_SHORT EXERCISE_. Can you repeat the passage about the album's release delays word for word, from "On May 5, 2011, after" to "his ingenious plan."?

From 2009, the album suffered numerous delays, rescheduled a remarkable 10 times. The first release date for the album was set for December 1, 2009, but was pushed back to December 8, 2009. However, that date would also be later changed to December 15, 2009, and it was moved back once more to February 16, 2010, reportedly due to Dr. Dre needing more time to finish production for the album. The next confirming date for the album was set to be released on June 15, 2010, but was changed to June 29, 2010.

The next release date for the album was listed as July 6, 2010, but at this time Game delayed the release date himself, because he wanted to release the album on August 24, 2010, in order to dedicated to a Los Angeles Lakers player Kobe Bryant. He stated he chose the date to be released on August 24, which causes him to get caught up during the 2010 NBA Finals frenzy and was inspired by Bryant, but later the date would be pushed back as well.

On May 5, 2011, after over two years of delays, it was officially confirmed by Game and Iovine the album would be officially released for the date of August 2011, and it would not be pushed back any further. On May 17, 2011, Game announced via Twitter; he had just finished a conference call with Jimmy Iovine and Interscope Records, then he went on and officially confirmed the album would be officially released on August 23, 2011. Unlike in what was happening in the past, Game promised the new date given would be permanent.

Before the album's official release, Game admitted and told Billboard; he delayed the release of the album to cause maximum disruption to his hip-hop rivals, stating he wanted to drop the album right in the middle of Jay-Z and Kanye West's collaboration Watch the Throne and Lil Wayne's Tha Carter IV, saying it was his ingenious plan.

===Mixtapes===
From 2010 and 2011, Game released several free-to-download mixtapes, partly in order to act as promotion for the album. The first of these mixtapes, The Red Room, was released on April 26, 2010. The mixtape was originally intended to be hosted by DJ Drama, as a "Gangsta Grillz" project; however, he cancelled his participation in the project after hearing several of the disses aimed at him in the freestyle track titled "400 Bars", and was replaced by long-time Game collaborator DJ Skee. The aforementioned "400 Bars", a 20-minute-long freestyle over four-hundred consecutive bars of music (over the production of the Jay Electronica song titled "Exhibit C") was later only included on the mixtape in a remixed form, titled "The Skeemix". Game admitted it was the hardest freestyle he had ever had to record, having previously recorded "300 Bars" and "360 Bars" for previous mixtapes. The tape featured guest appearances from Nipsey Hussle, Lil Wayne, Birdman, Kanary Diamonds, Busta Rhymes, Bizzy Bone, Hurricane Chris, Fabolous, and several members of Game's own record label, The Black Wall Street Records, including XO, K-Young, Menace, Maad Maxx and Juice. Production was handled by several record producers, including Pharrell Williams, Ryan Leslie, Cool & Dre, Scoop DeVille, Bink! and Phonix Beats, among others.

_RECORDS_.

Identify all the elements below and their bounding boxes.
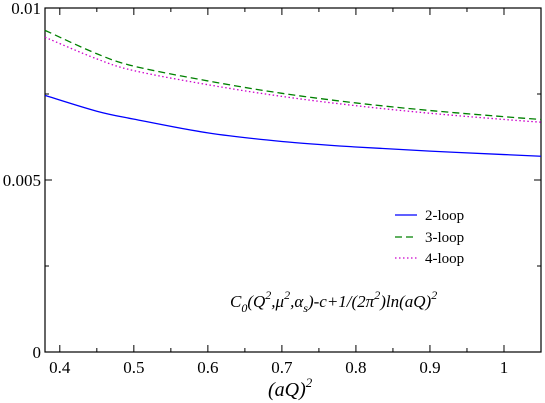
formula-c: C xyxy=(230,292,242,311)
formula-alpha: ,α xyxy=(290,292,304,311)
formula-args-open: (Q xyxy=(247,292,265,311)
formula-alpha-sub: s xyxy=(303,301,308,315)
x-tick-label: 0.4 xyxy=(49,358,71,377)
formula-rest-sup: 2 xyxy=(374,288,380,302)
formula-sup-1: 2 xyxy=(265,288,271,302)
formula-mu: ,μ xyxy=(271,292,284,311)
formula-annotation: C0(Q2,μ2,αs)-c+1/(2π2)ln(aQ)2 xyxy=(230,288,437,315)
legend-label-2-loop: 2-loop xyxy=(425,208,464,224)
x-tick-label: 0.7 xyxy=(271,358,293,377)
x-axis-ticks: 0.4 0.5 0.6 0.7 0.8 0.9 1 xyxy=(49,8,508,377)
legend-label-4-loop: 4-loop xyxy=(425,251,464,267)
series-line-4-loop xyxy=(44,36,542,123)
series-lines xyxy=(44,29,542,157)
x-tick-label: 0.5 xyxy=(123,358,144,377)
x-tick-label: 1 xyxy=(500,358,509,377)
series-line-2-loop xyxy=(44,94,542,157)
x-axis-title-base: (aQ) xyxy=(268,379,306,401)
y-tick-label: 0.01 xyxy=(11,0,41,18)
x-axis-title: (aQ)2 xyxy=(268,375,313,401)
y-axis-ticks: 0 0.005 0.01 xyxy=(3,0,541,362)
x-axis-title-sup: 2 xyxy=(306,375,313,390)
formula-c-sub: 0 xyxy=(241,301,247,315)
formula-tail: )ln(aQ) xyxy=(379,292,431,311)
series-line-3-loop xyxy=(44,29,542,121)
legend-label-3-loop: 3-loop xyxy=(425,230,464,246)
x-tick-label: 0.9 xyxy=(419,358,440,377)
formula-tail-sup: 2 xyxy=(431,288,437,302)
formula-rest: )-c+1/(2π xyxy=(307,292,375,311)
y-tick-label: 0.005 xyxy=(3,171,41,190)
x-tick-label: 0.8 xyxy=(345,358,366,377)
x-tick-label: 0.6 xyxy=(197,358,218,377)
y-tick-label: 0 xyxy=(33,343,42,362)
legend: 2-loop 3-loop 4-loop xyxy=(395,208,464,267)
formula-sup-2: 2 xyxy=(284,288,290,302)
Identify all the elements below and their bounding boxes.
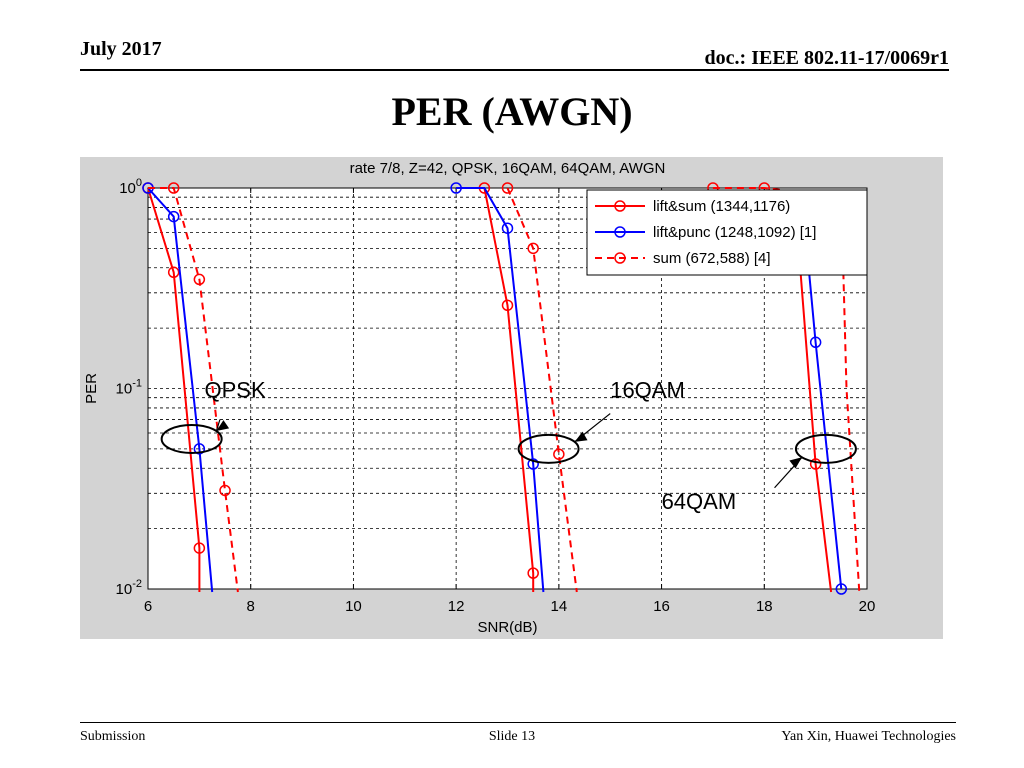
x-tick-label: 18 bbox=[756, 598, 773, 615]
64qam-ellipse bbox=[794, 433, 857, 464]
x-axis-label: SNR(dB) bbox=[477, 619, 537, 636]
x-tick-label: 20 bbox=[859, 598, 876, 615]
data-point-series-3 bbox=[167, 182, 180, 194]
data-point-series-2 bbox=[450, 182, 462, 194]
data-point-series-3 bbox=[527, 242, 539, 255]
data-point-series-1 bbox=[809, 458, 822, 470]
y-tick-label: 100 bbox=[119, 177, 142, 197]
series-line-3 bbox=[506, 187, 578, 593]
legend-label-series-1: lift&sum (1344,1176) bbox=[653, 198, 790, 215]
64qam-annotation-label: 64QAM bbox=[662, 489, 737, 514]
legend-label-series-2: lift&punc (1248,1092) [1] bbox=[653, 224, 816, 241]
data-point-series-2 bbox=[193, 443, 206, 455]
series-line-1 bbox=[483, 187, 535, 592]
qpsk-annotation-label: QPSK bbox=[204, 378, 265, 403]
slide-title: PER (AWGN) bbox=[391, 89, 633, 134]
data-point-series-2 bbox=[167, 210, 180, 223]
16qam-ellipse bbox=[517, 433, 580, 464]
x-tick-label: 10 bbox=[345, 598, 362, 615]
qpsk-ellipse bbox=[160, 423, 223, 454]
footer-author: Yan Xin, Huawei Technologies bbox=[781, 729, 956, 744]
data-point-series-1 bbox=[527, 567, 539, 579]
legend-marker-series-2 bbox=[614, 226, 626, 238]
chart-title: rate 7/8, Z=42, QPSK, 16QAM, 64QAM, AWGN bbox=[350, 160, 666, 177]
header-date: July 2017 bbox=[80, 38, 162, 60]
data-point-series-2 bbox=[835, 583, 848, 595]
series-line-2 bbox=[456, 187, 545, 593]
16qam-annotation-label: 16QAM bbox=[610, 378, 685, 403]
y-axis-label: PER bbox=[83, 373, 100, 404]
qpsk-arrowhead bbox=[216, 420, 230, 432]
legend-marker-series-1 bbox=[614, 200, 626, 212]
per-chart-figure: 6 8 10 12 14 16 18 20 100 10-1 10-2 rate 7/8, Z=42,… bbox=[80, 157, 943, 639]
data-point-series-3 bbox=[193, 273, 206, 286]
data-point-series-1 bbox=[167, 266, 180, 279]
y-tick-label: 10-1 bbox=[116, 378, 142, 398]
series-line-2 bbox=[147, 187, 214, 593]
data-point-series-3 bbox=[501, 182, 514, 194]
legend-marker-series-3 bbox=[614, 252, 626, 264]
legend-label-series-3: sum (672,588) [4] bbox=[653, 250, 771, 267]
footer-divider bbox=[80, 722, 956, 723]
16qam-arrowhead bbox=[574, 431, 588, 442]
data-point-series-3 bbox=[219, 484, 231, 497]
footer-submission: Submission bbox=[80, 729, 146, 744]
64qam-arrowhead bbox=[789, 457, 802, 469]
data-point-series-2 bbox=[809, 336, 822, 349]
data-point-series-1 bbox=[501, 299, 514, 312]
series-line-1 bbox=[147, 187, 201, 592]
data-point-series-2 bbox=[527, 458, 539, 470]
series-line-3 bbox=[148, 187, 239, 593]
x-tick-label: 14 bbox=[551, 598, 568, 615]
data-point-series-1 bbox=[193, 542, 206, 554]
y-tick-label: 10-2 bbox=[116, 578, 142, 598]
footer-slide-number: Slide 13 bbox=[488, 729, 536, 744]
x-tick-label: 8 bbox=[247, 598, 255, 615]
header-doc-id: doc.: IEEE 802.11-17/0069r1 bbox=[704, 47, 949, 69]
x-tick-label: 16 bbox=[653, 598, 670, 615]
x-tick-label: 12 bbox=[448, 598, 465, 615]
header-divider bbox=[80, 69, 949, 71]
x-tick-label: 6 bbox=[144, 598, 152, 615]
per-chart: 6 8 10 12 14 16 18 20 100 10-1 10-2 rate 7/8, Z=42,… bbox=[83, 160, 876, 636]
qpsk-arrow-line bbox=[215, 419, 221, 432]
data-point-series-3 bbox=[553, 448, 565, 460]
data-point-series-2 bbox=[501, 222, 514, 234]
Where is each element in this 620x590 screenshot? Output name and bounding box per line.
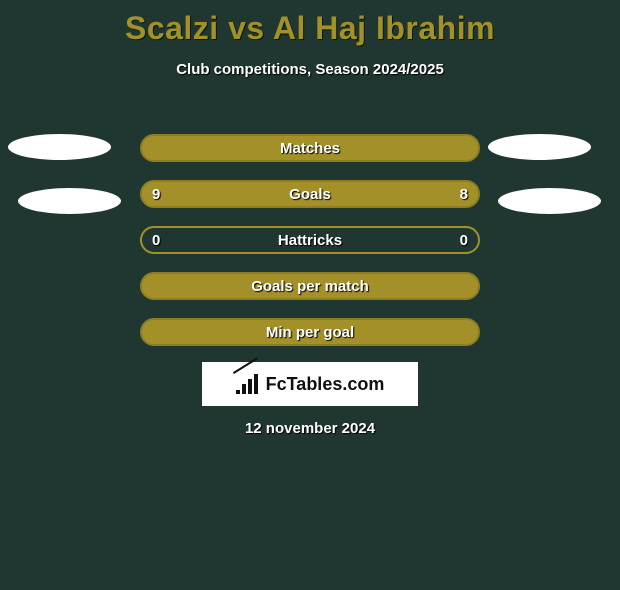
stat-row: Matches xyxy=(140,134,480,162)
player-left-disc-2 xyxy=(18,188,121,214)
stat-label: Goals per match xyxy=(251,278,369,295)
brand-text: FcTables.com xyxy=(266,374,385,395)
stat-row: Goals per match xyxy=(140,272,480,300)
subtitle: Club competitions, Season 2024/2025 xyxy=(0,61,620,78)
stat-label: Hattricks xyxy=(278,232,342,249)
stat-label: Goals xyxy=(289,186,331,203)
comparison-rows: Matches 9 Goals 8 0 Hattricks 0 Goals per match… xyxy=(140,134,480,364)
player-left-disc-1 xyxy=(8,134,111,160)
stat-label: Matches xyxy=(280,140,340,157)
stat-left-value: 9 xyxy=(152,186,160,203)
brand-box: FcTables.com xyxy=(202,362,418,406)
player-right-disc-2 xyxy=(498,188,601,214)
stat-right-value: 8 xyxy=(460,186,468,203)
stat-right-value: 0 xyxy=(460,232,468,249)
stat-row: Min per goal xyxy=(140,318,480,346)
stat-row: 0 Hattricks 0 xyxy=(140,226,480,254)
stat-row: 9 Goals 8 xyxy=(140,180,480,208)
page-title: Scalzi vs Al Haj Ibrahim xyxy=(0,10,620,47)
date-line: 12 november 2024 xyxy=(0,420,620,437)
player-right-disc-1 xyxy=(488,134,591,160)
bar-chart-icon xyxy=(236,374,260,394)
stat-left-value: 0 xyxy=(152,232,160,249)
stat-label: Min per goal xyxy=(266,324,354,341)
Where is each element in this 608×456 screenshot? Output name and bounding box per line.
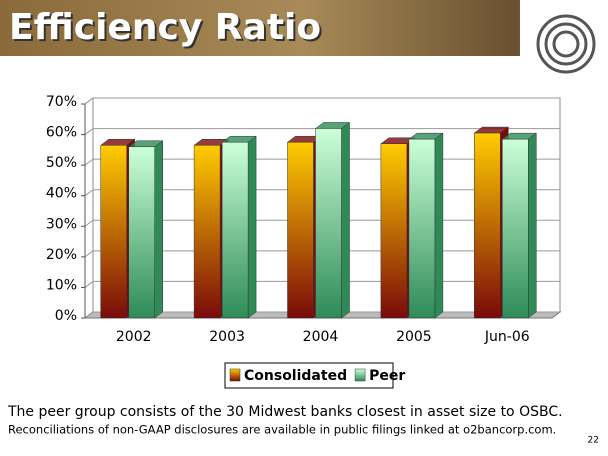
bar <box>221 141 249 319</box>
bar <box>474 132 501 319</box>
bar <box>502 138 529 319</box>
title-shadow: Efficiency Ratio <box>11 9 323 50</box>
bar-side <box>247 135 257 319</box>
x-tick-label: 2005 <box>396 329 432 345</box>
y-tick-label: 20% <box>46 247 77 263</box>
grid-line-side <box>84 158 94 166</box>
x-tick-label: 2003 <box>209 329 245 345</box>
page-number: 22 <box>588 436 599 446</box>
bar <box>100 145 127 319</box>
x-tick-label: Jun-06 <box>484 329 530 345</box>
bar-side <box>528 132 537 319</box>
bar <box>287 141 314 319</box>
x-tick-label: 2002 <box>116 329 152 345</box>
bar <box>315 128 342 319</box>
y-tick-label: 0% <box>55 308 77 324</box>
y-tick-label: 40% <box>46 186 77 202</box>
legend-label: Peer <box>369 368 405 384</box>
x-tick-label: 2004 <box>303 329 339 345</box>
y-tick-label: 50% <box>46 155 77 171</box>
legend-swatch <box>229 368 241 382</box>
bar <box>380 143 408 319</box>
legend-label: Consolidated <box>244 368 347 384</box>
bar-side <box>341 121 350 319</box>
bar-side <box>434 132 444 319</box>
y-tick-label: 70% <box>46 94 77 110</box>
grid-line-side <box>84 311 94 319</box>
chart-title: Efficiency Ratio <box>9 7 321 48</box>
footnote: The peer group consists of the 30 Midwes… <box>7 404 563 420</box>
y-tick-label: 30% <box>46 216 77 232</box>
grid-line-side <box>84 189 94 197</box>
grid-line-side <box>84 97 94 105</box>
bar <box>193 145 221 319</box>
grid-line-side <box>84 281 94 288</box>
grid-line-side <box>84 128 94 135</box>
grid-line-side <box>84 219 94 227</box>
bar <box>408 138 436 319</box>
y-tick-label: 10% <box>46 277 77 293</box>
grid-line-side <box>84 250 94 258</box>
logo <box>536 14 596 74</box>
legend-swatch <box>354 368 366 382</box>
bar-side <box>154 140 163 319</box>
bar <box>128 146 155 319</box>
banner <box>0 0 608 56</box>
footnote: Reconciliations of non-GAAP disclosures … <box>8 423 556 437</box>
y-tick-label: 60% <box>46 125 77 141</box>
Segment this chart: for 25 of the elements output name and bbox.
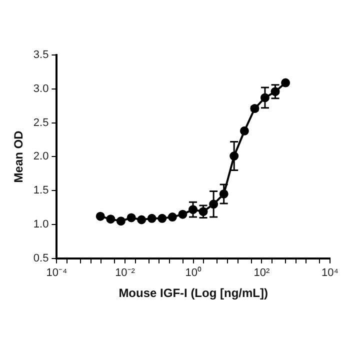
x-axis-title: Mouse IGF-I (Log [ng/mL]) bbox=[118, 286, 268, 300]
y-tick-label: 3.5 bbox=[33, 49, 49, 62]
y-tick-label: 2.0 bbox=[33, 150, 49, 163]
point bbox=[168, 212, 177, 222]
y-tick-label: 1.5 bbox=[33, 184, 49, 197]
x-tick-label: 10² bbox=[254, 267, 270, 280]
point bbox=[96, 212, 105, 221]
y-tick-label: 1.0 bbox=[33, 218, 49, 231]
point bbox=[137, 215, 146, 224]
x-tick-label: 10⁻⁴ bbox=[46, 267, 68, 280]
point bbox=[281, 78, 290, 88]
y-tick-label: 2.5 bbox=[33, 116, 49, 129]
point bbox=[240, 126, 249, 136]
x-tick-label: 10⁴ bbox=[322, 267, 339, 280]
point bbox=[158, 214, 167, 223]
point bbox=[106, 214, 116, 224]
x-tick-label: 10⁻² bbox=[115, 267, 136, 280]
point bbox=[116, 216, 126, 226]
point bbox=[178, 210, 188, 219]
y-tick-label: 3.0 bbox=[33, 82, 49, 95]
x-tick-label: 10⁰ bbox=[185, 266, 202, 280]
y-axis-title: Mean OD bbox=[12, 130, 26, 183]
point bbox=[126, 213, 136, 222]
point bbox=[147, 214, 156, 223]
y-tick-label: 0.5 bbox=[33, 252, 49, 264]
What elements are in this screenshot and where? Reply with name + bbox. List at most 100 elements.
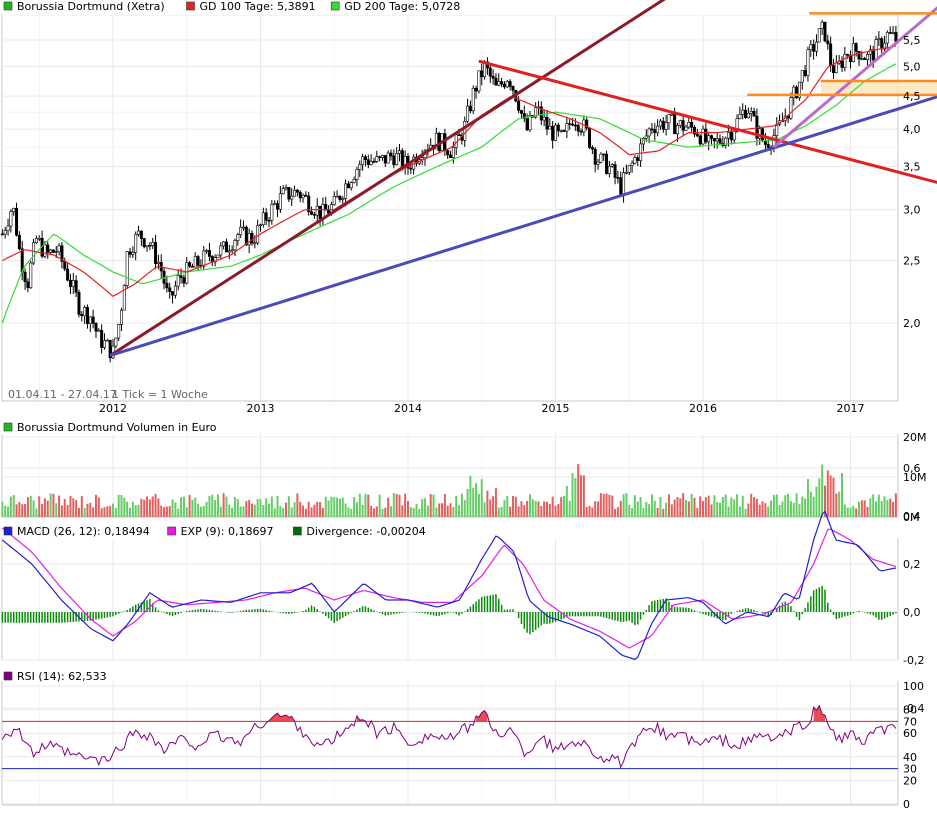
candle-body <box>556 124 560 132</box>
volume-bar <box>514 496 517 517</box>
volume-bar <box>656 507 659 517</box>
candle-body <box>488 67 492 77</box>
volume-bar <box>477 493 480 517</box>
candle-body <box>264 212 268 221</box>
volume-bar <box>696 508 699 517</box>
candle-body <box>712 138 716 142</box>
volume-bar <box>407 501 409 517</box>
volume-bar <box>86 503 89 517</box>
volume-bar <box>449 503 452 517</box>
volume-bar <box>148 499 151 517</box>
candle-body <box>627 165 631 173</box>
candle-body <box>171 291 175 296</box>
volume-bar <box>642 508 645 517</box>
volume-bar <box>222 493 225 517</box>
candle-body <box>661 120 665 130</box>
volume-bar <box>404 493 407 517</box>
candle-body <box>851 43 855 63</box>
volume-bar <box>188 494 191 517</box>
candle-body <box>301 194 305 199</box>
candle-body <box>559 130 563 132</box>
volume-bar <box>381 508 384 517</box>
volume-bar <box>446 505 449 517</box>
volume-bar <box>863 500 866 517</box>
candle-body <box>758 128 762 139</box>
candle-body <box>355 169 359 180</box>
candle-body <box>94 323 98 332</box>
volume-bar <box>29 495 32 517</box>
volume-bar <box>282 507 285 517</box>
candle-body <box>134 234 138 253</box>
volume-bar <box>443 493 446 517</box>
candle-body <box>205 250 209 252</box>
candle-body <box>179 275 183 278</box>
candle-body <box>610 164 614 167</box>
candle-body <box>151 241 155 246</box>
volume-bar <box>89 502 92 517</box>
price-tick-label: 5,0 <box>903 61 921 74</box>
rsi-tick-label: 60 <box>903 727 917 740</box>
legend-swatch <box>3 422 13 432</box>
volume-bar <box>872 494 875 517</box>
volume-bar <box>585 507 588 517</box>
volume-bar <box>736 494 739 517</box>
candle-body <box>400 150 404 168</box>
candle-body <box>105 339 109 342</box>
volume-bar <box>290 507 293 517</box>
volume-bar <box>208 496 211 517</box>
volume-bar <box>389 506 392 517</box>
candle-body <box>588 127 592 148</box>
candle-body <box>650 128 654 131</box>
volume-bar <box>35 508 38 517</box>
candle-body <box>154 241 158 264</box>
candle-body <box>276 203 280 210</box>
volume-bar <box>327 500 330 517</box>
candle-body <box>108 339 112 359</box>
candle-body <box>695 133 699 137</box>
candle-body <box>173 285 177 296</box>
candle-body <box>122 285 126 311</box>
candle-body <box>866 54 870 60</box>
candle-body <box>63 261 67 270</box>
volume-bar <box>21 504 24 517</box>
volume-bar <box>310 507 313 517</box>
volume-bar <box>460 493 463 517</box>
volume-bar <box>77 507 80 517</box>
volume-bar <box>792 502 795 517</box>
legend-label: GD 100 Tage: 5,3891 <box>200 0 316 13</box>
candle-body <box>449 154 453 158</box>
candle-body <box>624 171 628 174</box>
volume-bar <box>741 495 744 517</box>
volume-bar <box>228 504 231 517</box>
volume-bar <box>784 495 787 517</box>
volume-bar <box>392 493 395 517</box>
candle-body <box>295 189 299 193</box>
volume-bar <box>259 499 262 517</box>
trendline <box>109 0 666 357</box>
volume-bar <box>52 493 55 517</box>
candle-body <box>517 100 521 111</box>
volume-title: Borussia Dortmund Volumen in Euro <box>17 421 217 434</box>
volume-bar <box>889 498 892 517</box>
candle-body <box>826 40 830 45</box>
volume-bar <box>353 496 356 517</box>
overbought-area <box>476 710 488 722</box>
volume-bar <box>350 508 353 517</box>
volume-bar <box>622 494 625 517</box>
volume-bar <box>608 494 611 517</box>
volume-bar <box>94 494 97 517</box>
volume-bar <box>483 502 486 517</box>
candle-body <box>673 114 677 135</box>
volume-bar <box>313 504 316 517</box>
volume-bar <box>262 504 265 517</box>
rsi-tick-label: 0 <box>903 798 910 811</box>
volume-bar <box>12 495 15 517</box>
volume-bar <box>747 503 750 517</box>
macd-tick-label: -0,2 <box>903 654 924 667</box>
candle-body <box>500 81 504 85</box>
candle-body <box>468 105 472 112</box>
candle-body <box>477 70 481 92</box>
volume-bar <box>412 507 415 517</box>
candle-body <box>590 147 594 150</box>
volume-bar <box>58 495 61 517</box>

_EXERCISE OUTPUT_.
On May 5, 2011, after over two years of delays, it was officially confirmed by Game and Iovine the album would be officially released for the date of August 2011, and it would not be pushed back any further. On May 17, 2011, Game announced via Twitter; he had just finished a conference call with Jimmy Iovine and Interscope Records, then he went on and officially confirmed the album would be officially released on August 23, 2011. Unlike in what was happening in the past, Game promised the new date given would be permanent.

Before the album's official release, Game admitted and told Billboard; he delayed the release of the album to cause maximum disruption to his hip-hop rivals, stating he wanted to drop the album right in the middle of Jay-Z and Kanye West's collaboration Watch the Throne and Lil Wayne's Tha Carter IV, saying it was his ingenious plan.